» **SUPPLIED DATA**
....................

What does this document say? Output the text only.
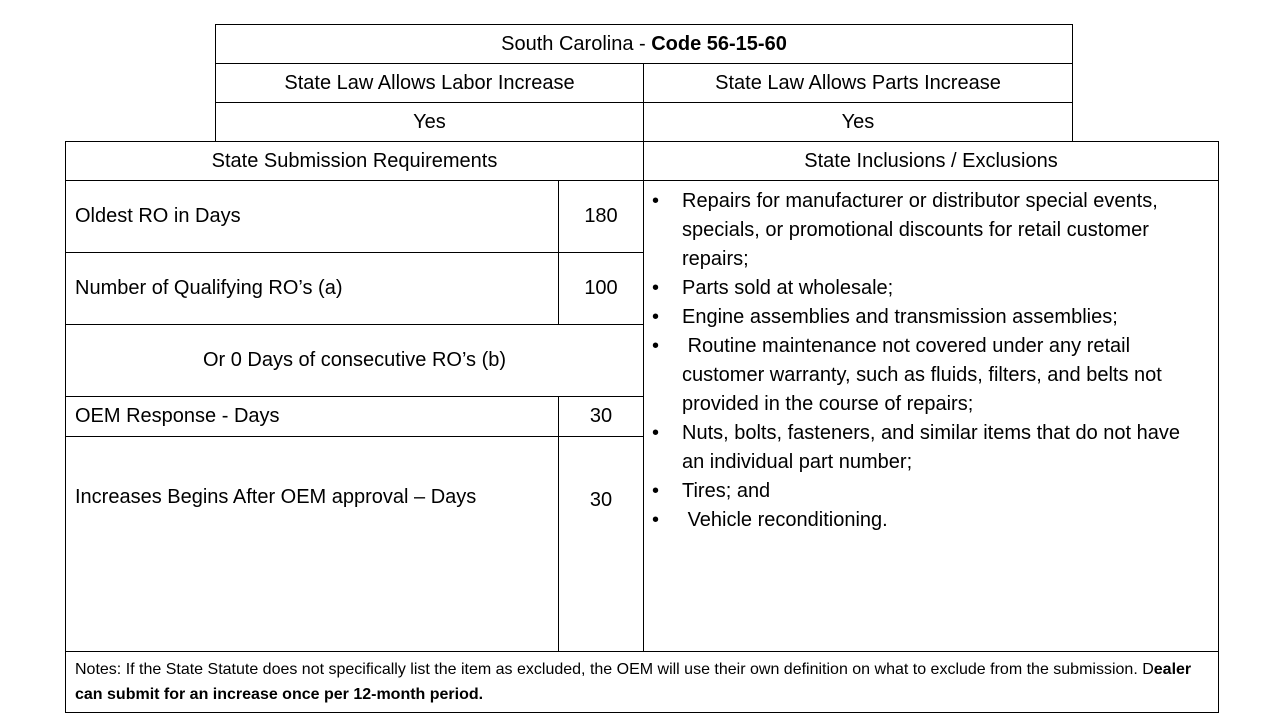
South Carolina - Code 56-15-60
State Law Allows Labor Increase	State Law Allows Parts Increase
Yes	Yes
State Submission Requirements	State Inclusions / Exclusions
Oldest RO in Days	180
Number of Qualifying RO’s (a)	100
Or 0 Days of consecutive RO’s (b)
OEM Response - Days	30
Increases Begins After OEM approval – Days	30
• Repairs for manufacturer or distributor special events, specials, or promotional discounts for retail customer repairs;
• Parts sold at wholesale;
• Engine assemblies and transmission assemblies;
• Routine maintenance not covered under any retail customer warranty, such as fluids, filters, and belts not provided in the course of repairs;
• Nuts, bolts, fasteners, and similar items that do not have an individual part number;
• Tires; and
• Vehicle reconditioning.
Notes: If the State Statute does not specifically list the item as excluded, the OEM will use their own definition on what to exclude from the submission. Dealer can submit for an increase once per 12-month period.
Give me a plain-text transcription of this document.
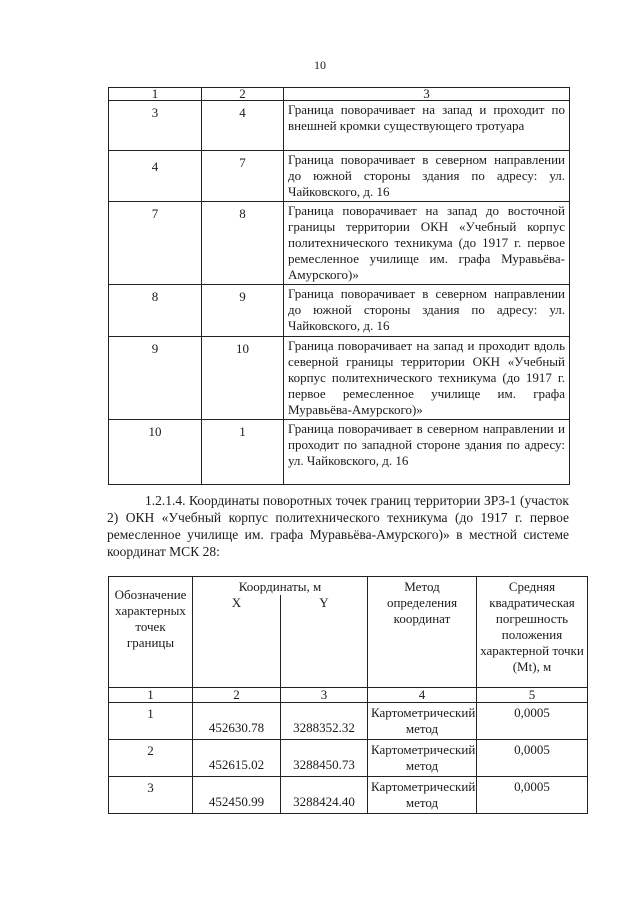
10
1	2	3
3	4	Граница поворачивает на запад и проходит по внешней кромки существующего тротуара
4	7	Граница поворачивает в северном направлении до южной стороны здания по адресу: ул. Чайковского, д. 16
7	8	Граница поворачивает на запад до восточной границы территории ОКН «Учебный корпус политехнического техникума (до 1917 г. первое ремесленное училище им. графа Муравьёва-Амурского)»
8	9	Граница поворачивает в северном направлении до южной стороны здания по адресу: ул. Чайковского, д. 16
9	10	Граница поворачивает на запад и проходит вдоль северной границы территории ОКН «Учебный корпус политехнического техникума (до 1917 г. первое ремесленное училище им. графа Муравьёва-Амурского)»
10	1	Граница поворачивает в северном направлении и проходит по западной стороне здания по адресу: ул. Чайковского, д. 16
1.2.1.4. Координаты поворотных точек границ территории ЗРЗ-1 (участок 2) ОКН «Учебный корпус политехнического техникума (до 1917 г. первое ремесленное училище им. графа Муравьёва-Амурского)» в местной системе координат МСК 28:
Обозначение характерных точек границы	Координаты, м		Метод определения координат	Средняя квадратическая погрешность положения характерной точки (Mt), м
	X	Y		
1	2	3	4	5
1	452630.78	3288352.32	Картометрический метод	0,0005
2	452615.02	3288450.73	Картометрический метод	0,0005
3	452450.99	3288424.40	Картометрический метод	0,0005
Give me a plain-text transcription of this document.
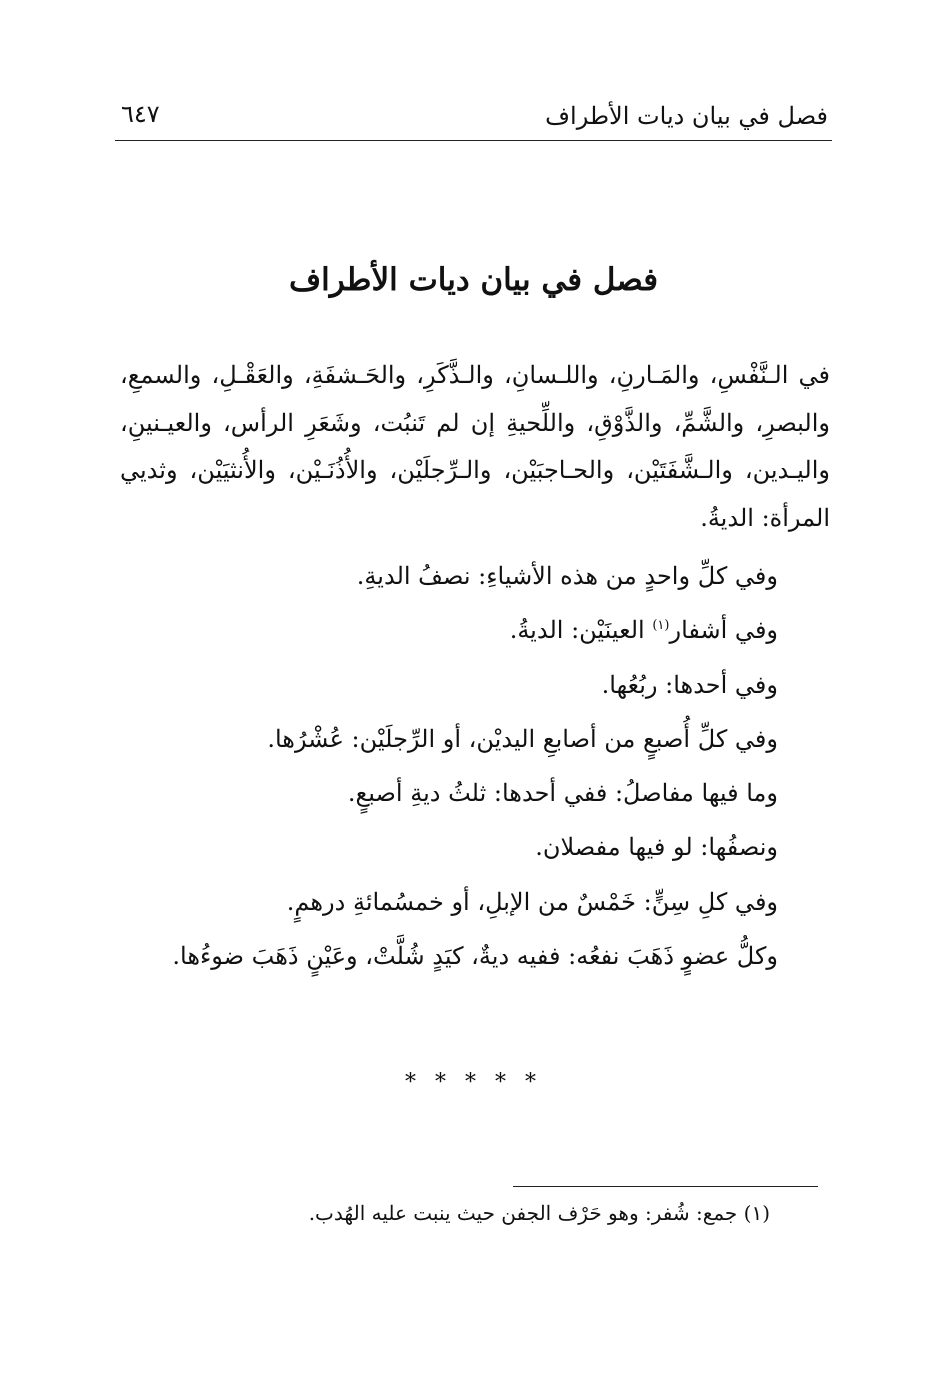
فصل في بيان ديات الأطراف
٦٤٧
فصل في بيان ديات الأطراف

في الـنَّفْسِ، والمَـارنِ، واللـسانِ، والـذَّكَرِ، والحَـشفَةِ، والعَقْـلِ، والسمعِ، والبصرِ، والشَّمِّ، والذَّوْقِ، واللِّحيةِ إن لم تَنبُت، وشَعَرِ الرأس، والعيـنينِ، واليـدين، والـشَّفَتَيْن، والحـاجبَيْن، والـرِّجلَيْن، والأُذُنَـيْن، والأُنثيَيْن، وثديي المرأة: الديةُ.

وفي كلِّ واحدٍ من هذه الأشياءِ: نصفُ الديةِ.
وفي أشفار$^{(١)}$ العينَيْن: الديةُ.
وفي أحدها: ربُعُها.
وفي كلِّ أُصبعٍ من أصابعِ اليديْن، أو الرِّجلَيْن: عُشْرُها.
وما فيها مفاصلُ: ففي أحدها: ثلثُ ديةِ أصبعٍ.
ونصفُها: لو فيها مفصلان.
وفي كلِ سِنٍّ: خَمْسٌ من الإبلِ، أو خمسُمائةِ درهمٍ.
وكلُّ عضوٍ ذَهَبَ نفعُه: ففيه ديةٌ، كيَدٍ شُلَّتْ، وعَيْنٍ ذَهَبَ ضوءُها.
* * * * *
(١) جمع: شُفر: وهو حَرْف الجفن حيث ينبت عليه الهُدب.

....................

» **PROMPT**
Every record above should be written out again without change, except that the pictures are left out.

» **RIGHT ANSWER**
What does this document say? Output the text only.
South Carolina - Code 56-15-60
State Law Allows Labor Increase	State Law Allows Parts Increase
Yes	Yes
State Submission Requirements	State Inclusions / Exclusions
Oldest RO in Days	180
Number of Qualifying RO’s (a)	100
Or 0 Days of consecutive RO’s (b)
OEM Response - Days	30
Increases Begins After OEM approval – Days	30
• Repairs for manufacturer or distributor special events, specials, or promotional discounts for retail customer repairs;
• Parts sold at wholesale;
• Engine assemblies and transmission assemblies;
• Routine maintenance not covered under any retail customer warranty, such as fluids, filters, and belts not provided in the course of repairs;
• Nuts, bolts, fasteners, and similar items that do not have an individual part number;
• Tires; and
• Vehicle reconditioning.
Notes: If the State Statute does not specifically list the item as excluded, the OEM will use their own definition on what to exclude from the submission. Dealer can submit for an increase once per 12-month period.
Give me a plain-text transcription of this document.
10
1	2	3
3	4	Граница поворачивает на запад и проходит по внешней кромки существующего тротуара
4	7	Граница поворачивает в северном направлении до южной стороны здания по адресу: ул. Чайковского, д. 16
7	8	Граница поворачивает на запад до восточной границы территории ОКН «Учебный корпус политехнического техникума (до 1917 г. первое ремесленное училище им. графа Муравьёва-Амурского)»
8	9	Граница поворачивает в северном направлении до южной стороны здания по адресу: ул. Чайковского, д. 16
9	10	Граница поворачивает на запад и проходит вдоль северной границы территории ОКН «Учебный корпус политехнического техникума (до 1917 г. первое ремесленное училище им. графа Муравьёва-Амурского)»
10	1	Граница поворачивает в северном направлении и проходит по западной стороне здания по адресу: ул. Чайковского, д. 16
1.2.1.4. Координаты поворотных точек границ территории ЗРЗ-1 (участок 2) ОКН «Учебный корпус политехнического техникума (до 1917 г. первое ремесленное училище им. графа Муравьёва-Амурского)» в местной системе координат МСК 28:
Обозначение характерных точек границы	Координаты, м		Метод определения координат	Средняя квадратическая погрешность положения характерной точки (Mt), м
	X	Y		
1	2	3	4	5
1	452630.78	3288352.32	Картометрический метод	0,0005
2	452615.02	3288450.73	Картометрический метод	0,0005
3	452450.99	3288424.40	Картометрический метод	0,0005
Give me a plain-text transcription of this document.
فصل في بيان ديات الأطراف
٦٤٧
فصل في بيان ديات الأطراف

في الـنَّفْسِ، والمَـارنِ، واللـسانِ، والـذَّكَرِ، والحَـشفَةِ، والعَقْـلِ، والسمعِ، والبصرِ، والشَّمِّ، والذَّوْقِ، واللِّحيةِ إن لم تَنبُت، وشَعَرِ الرأس، والعيـنينِ، واليـدين، والـشَّفَتَيْن، والحـاجبَيْن، والـرِّجلَيْن، والأُذُنَـيْن، والأُنثيَيْن، وثديي المرأة: الديةُ.

وفي كلِّ واحدٍ من هذه الأشياءِ: نصفُ الديةِ.
وفي أشفار$^{(١)}$ العينَيْن: الديةُ.
وفي أحدها: ربُعُها.
وفي كلِّ أُصبعٍ من أصابعِ اليديْن، أو الرِّجلَيْن: عُشْرُها.
وما فيها مفاصلُ: ففي أحدها: ثلثُ ديةِ أصبعٍ.
ونصفُها: لو فيها مفصلان.
وفي كلِ سِنٍّ: خَمْسٌ من الإبلِ، أو خمسُمائةِ درهمٍ.
وكلُّ عضوٍ ذَهَبَ نفعُه: ففيه ديةٌ، كيَدٍ شُلَّتْ، وعَيْنٍ ذَهَبَ ضوءُها.
* * * * *
(١) جمع: شُفر: وهو حَرْف الجفن حيث ينبت عليه الهُدب.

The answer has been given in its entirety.